— START OF Supplied entries —

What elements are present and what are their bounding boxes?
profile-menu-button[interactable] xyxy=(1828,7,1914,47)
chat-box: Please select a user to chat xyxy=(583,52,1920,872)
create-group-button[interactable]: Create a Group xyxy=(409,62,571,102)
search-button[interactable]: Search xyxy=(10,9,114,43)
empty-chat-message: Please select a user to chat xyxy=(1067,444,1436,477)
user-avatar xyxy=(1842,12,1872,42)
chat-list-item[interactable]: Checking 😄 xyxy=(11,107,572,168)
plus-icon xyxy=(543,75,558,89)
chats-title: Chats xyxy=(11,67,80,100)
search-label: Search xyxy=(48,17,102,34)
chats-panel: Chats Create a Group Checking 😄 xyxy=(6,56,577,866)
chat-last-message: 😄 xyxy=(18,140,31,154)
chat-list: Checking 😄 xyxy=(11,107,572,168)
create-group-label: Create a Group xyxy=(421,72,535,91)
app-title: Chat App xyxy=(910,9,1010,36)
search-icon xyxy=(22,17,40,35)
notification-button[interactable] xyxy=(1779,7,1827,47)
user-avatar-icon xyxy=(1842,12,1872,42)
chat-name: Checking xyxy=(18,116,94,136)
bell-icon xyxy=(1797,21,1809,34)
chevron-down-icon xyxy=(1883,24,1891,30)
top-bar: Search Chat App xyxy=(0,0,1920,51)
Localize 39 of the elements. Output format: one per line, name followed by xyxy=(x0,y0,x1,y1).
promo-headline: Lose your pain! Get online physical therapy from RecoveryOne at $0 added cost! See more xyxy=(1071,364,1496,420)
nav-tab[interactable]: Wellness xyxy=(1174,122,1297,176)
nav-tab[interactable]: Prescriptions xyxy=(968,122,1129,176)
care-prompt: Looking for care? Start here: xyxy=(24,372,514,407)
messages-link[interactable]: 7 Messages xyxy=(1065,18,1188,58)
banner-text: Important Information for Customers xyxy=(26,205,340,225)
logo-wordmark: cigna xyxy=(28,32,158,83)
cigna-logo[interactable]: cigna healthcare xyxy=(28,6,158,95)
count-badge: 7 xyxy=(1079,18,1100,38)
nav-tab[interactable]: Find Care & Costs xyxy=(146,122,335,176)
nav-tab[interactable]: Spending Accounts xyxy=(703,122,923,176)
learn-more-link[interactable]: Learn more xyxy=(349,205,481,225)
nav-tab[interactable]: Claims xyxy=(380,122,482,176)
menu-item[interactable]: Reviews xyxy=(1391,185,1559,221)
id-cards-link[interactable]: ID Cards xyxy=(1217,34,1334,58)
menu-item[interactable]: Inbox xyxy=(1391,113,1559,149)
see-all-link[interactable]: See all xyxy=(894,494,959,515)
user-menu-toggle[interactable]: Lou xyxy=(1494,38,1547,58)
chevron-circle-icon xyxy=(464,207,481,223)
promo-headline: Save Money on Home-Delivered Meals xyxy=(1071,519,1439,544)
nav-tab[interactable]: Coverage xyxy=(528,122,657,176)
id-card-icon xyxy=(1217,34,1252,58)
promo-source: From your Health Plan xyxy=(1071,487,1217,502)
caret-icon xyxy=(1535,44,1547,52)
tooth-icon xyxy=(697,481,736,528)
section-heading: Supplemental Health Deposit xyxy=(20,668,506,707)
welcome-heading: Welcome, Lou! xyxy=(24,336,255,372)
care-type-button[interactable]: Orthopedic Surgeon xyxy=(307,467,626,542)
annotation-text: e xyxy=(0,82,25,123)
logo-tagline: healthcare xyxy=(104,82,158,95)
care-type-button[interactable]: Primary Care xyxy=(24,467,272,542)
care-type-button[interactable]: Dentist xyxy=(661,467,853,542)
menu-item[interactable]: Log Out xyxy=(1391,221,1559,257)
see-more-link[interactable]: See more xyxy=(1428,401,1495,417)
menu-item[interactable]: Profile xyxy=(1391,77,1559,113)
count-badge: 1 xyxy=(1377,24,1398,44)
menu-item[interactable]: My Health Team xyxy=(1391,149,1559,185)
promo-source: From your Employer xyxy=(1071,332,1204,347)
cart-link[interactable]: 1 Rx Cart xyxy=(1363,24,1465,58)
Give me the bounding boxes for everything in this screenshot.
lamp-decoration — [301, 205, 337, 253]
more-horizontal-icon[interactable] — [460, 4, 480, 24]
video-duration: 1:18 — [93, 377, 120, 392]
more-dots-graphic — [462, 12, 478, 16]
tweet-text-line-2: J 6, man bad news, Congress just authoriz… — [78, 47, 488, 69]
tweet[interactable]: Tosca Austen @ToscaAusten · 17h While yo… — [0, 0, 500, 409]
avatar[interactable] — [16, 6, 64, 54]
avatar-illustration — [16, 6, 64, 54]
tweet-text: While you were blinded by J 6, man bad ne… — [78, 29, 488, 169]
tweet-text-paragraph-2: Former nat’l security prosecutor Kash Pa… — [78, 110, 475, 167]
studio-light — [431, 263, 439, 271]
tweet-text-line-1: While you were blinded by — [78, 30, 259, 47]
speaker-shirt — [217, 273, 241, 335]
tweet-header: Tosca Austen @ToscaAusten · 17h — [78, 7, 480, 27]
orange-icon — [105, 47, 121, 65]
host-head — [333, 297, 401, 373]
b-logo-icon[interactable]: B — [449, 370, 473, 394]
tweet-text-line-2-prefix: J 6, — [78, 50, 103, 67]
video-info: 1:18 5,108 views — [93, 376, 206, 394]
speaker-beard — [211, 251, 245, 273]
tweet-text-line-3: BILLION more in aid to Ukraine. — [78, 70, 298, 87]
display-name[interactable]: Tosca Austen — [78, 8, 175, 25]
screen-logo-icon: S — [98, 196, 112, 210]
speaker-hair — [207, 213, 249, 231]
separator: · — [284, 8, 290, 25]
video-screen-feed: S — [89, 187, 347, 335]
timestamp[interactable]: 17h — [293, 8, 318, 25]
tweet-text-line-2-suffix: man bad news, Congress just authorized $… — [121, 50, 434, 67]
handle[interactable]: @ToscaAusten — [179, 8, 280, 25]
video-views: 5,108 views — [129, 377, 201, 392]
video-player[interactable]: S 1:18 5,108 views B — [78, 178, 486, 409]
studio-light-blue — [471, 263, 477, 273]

— END OF Supplied entries —

→ **Stated task**
Can you retype every line of the records above, character for character?

→ **Answer to the problem**
What elements are present and what are their bounding boxes?
profile-menu-button[interactable] xyxy=(1828,7,1914,47)
chat-box: Please select a user to chat xyxy=(583,52,1920,872)
create-group-button[interactable]: Create a Group xyxy=(409,62,571,102)
search-button[interactable]: Search xyxy=(10,9,114,43)
empty-chat-message: Please select a user to chat xyxy=(1067,444,1436,477)
user-avatar xyxy=(1842,12,1872,42)
chat-list-item[interactable]: Checking 😄 xyxy=(11,107,572,168)
plus-icon xyxy=(543,75,558,89)
chats-title: Chats xyxy=(11,67,80,100)
search-label: Search xyxy=(48,17,102,34)
chats-panel: Chats Create a Group Checking 😄 xyxy=(6,56,577,866)
chat-last-message: 😄 xyxy=(18,140,31,154)
chat-list: Checking 😄 xyxy=(11,107,572,168)
create-group-label: Create a Group xyxy=(421,72,535,91)
app-title: Chat App xyxy=(910,9,1010,36)
search-icon xyxy=(22,17,40,35)
notification-button[interactable] xyxy=(1779,7,1827,47)
user-avatar-icon xyxy=(1842,12,1872,42)
chat-name: Checking xyxy=(18,116,94,136)
bell-icon xyxy=(1797,21,1809,34)
chevron-down-icon xyxy=(1883,24,1891,30)
top-bar: Search Chat App xyxy=(0,0,1920,51)
Localize 39 of the elements. Output format: one per line, name followed by xyxy=(x0,y0,x1,y1).
promo-headline: Lose your pain! Get online physical therapy from RecoveryOne at $0 added cost! See more xyxy=(1071,364,1496,420)
nav-tab[interactable]: Wellness xyxy=(1174,122,1297,176)
nav-tab[interactable]: Prescriptions xyxy=(968,122,1129,176)
care-prompt: Looking for care? Start here: xyxy=(24,372,514,407)
messages-link[interactable]: 7 Messages xyxy=(1065,18,1188,58)
banner-text: Important Information for Customers xyxy=(26,205,340,225)
logo-wordmark: cigna xyxy=(28,32,158,83)
cigna-logo[interactable]: cigna healthcare xyxy=(28,6,158,95)
count-badge: 7 xyxy=(1079,18,1100,38)
nav-tab[interactable]: Find Care & Costs xyxy=(146,122,335,176)
nav-tab[interactable]: Spending Accounts xyxy=(703,122,923,176)
learn-more-link[interactable]: Learn more xyxy=(349,205,481,225)
nav-tab[interactable]: Claims xyxy=(380,122,482,176)
menu-item[interactable]: Reviews xyxy=(1391,185,1559,221)
id-cards-link[interactable]: ID Cards xyxy=(1217,34,1334,58)
menu-item[interactable]: Inbox xyxy=(1391,113,1559,149)
see-all-link[interactable]: See all xyxy=(894,494,959,515)
user-menu-toggle[interactable]: Lou xyxy=(1494,38,1547,58)
chevron-circle-icon xyxy=(464,207,481,223)
promo-headline: Save Money on Home-Delivered Meals xyxy=(1071,519,1439,544)
nav-tab[interactable]: Coverage xyxy=(528,122,657,176)
id-card-icon xyxy=(1217,34,1252,58)
promo-source: From your Health Plan xyxy=(1071,487,1217,502)
caret-icon xyxy=(1535,44,1547,52)
tooth-icon xyxy=(697,481,736,528)
section-heading: Supplemental Health Deposit xyxy=(20,668,506,707)
welcome-heading: Welcome, Lou! xyxy=(24,336,255,372)
care-type-button[interactable]: Orthopedic Surgeon xyxy=(307,467,626,542)
annotation-text: e xyxy=(0,82,25,123)
logo-tagline: healthcare xyxy=(104,82,158,95)
care-type-button[interactable]: Primary Care xyxy=(24,467,272,542)
care-type-button[interactable]: Dentist xyxy=(661,467,853,542)
menu-item[interactable]: Log Out xyxy=(1391,221,1559,257)
see-more-link[interactable]: See more xyxy=(1428,401,1495,417)
menu-item[interactable]: Profile xyxy=(1391,77,1559,113)
count-badge: 1 xyxy=(1377,24,1398,44)
menu-item[interactable]: My Health Team xyxy=(1391,149,1559,185)
promo-source: From your Employer xyxy=(1071,332,1204,347)
cart-link[interactable]: 1 Rx Cart xyxy=(1363,24,1465,58)
Give me the bounding boxes for everything in this screenshot.
lamp-decoration — [301, 205, 337, 253]
more-horizontal-icon[interactable] — [460, 4, 480, 24]
video-duration: 1:18 — [93, 377, 120, 392]
more-dots-graphic — [462, 12, 478, 16]
tweet-text-line-2: J 6, man bad news, Congress just authoriz… — [78, 47, 488, 69]
tweet[interactable]: Tosca Austen @ToscaAusten · 17h While yo… — [0, 0, 500, 409]
avatar[interactable] — [16, 6, 64, 54]
avatar-illustration — [16, 6, 64, 54]
tweet-text: While you were blinded by J 6, man bad ne… — [78, 29, 488, 169]
tweet-text-paragraph-2: Former nat’l security prosecutor Kash Pa… — [78, 110, 475, 167]
studio-light — [431, 263, 439, 271]
tweet-text-line-1: While you were blinded by — [78, 30, 259, 47]
speaker-shirt — [217, 273, 241, 335]
tweet-header: Tosca Austen @ToscaAusten · 17h — [78, 7, 480, 27]
orange-icon — [105, 47, 121, 65]
host-head — [333, 297, 401, 373]
b-logo-icon[interactable]: B — [449, 370, 473, 394]
tweet-text-line-2-prefix: J 6, — [78, 50, 103, 67]
video-info: 1:18 5,108 views — [93, 376, 206, 394]
speaker-beard — [211, 251, 245, 273]
tweet-text-line-3: BILLION more in aid to Ukraine. — [78, 70, 298, 87]
display-name[interactable]: Tosca Austen — [78, 8, 175, 25]
screen-logo-icon: S — [98, 196, 112, 210]
speaker-hair — [207, 213, 249, 231]
separator: · — [284, 8, 290, 25]
video-screen-feed: S — [89, 187, 347, 335]
timestamp[interactable]: 17h — [293, 8, 318, 25]
tweet-text-line-2-suffix: man bad news, Congress just authorized $… — [121, 50, 434, 67]
handle[interactable]: @ToscaAusten — [179, 8, 280, 25]
video-views: 5,108 views — [129, 377, 201, 392]
video-player[interactable]: S 1:18 5,108 views B — [78, 178, 486, 409]
studio-light-blue — [471, 263, 477, 273]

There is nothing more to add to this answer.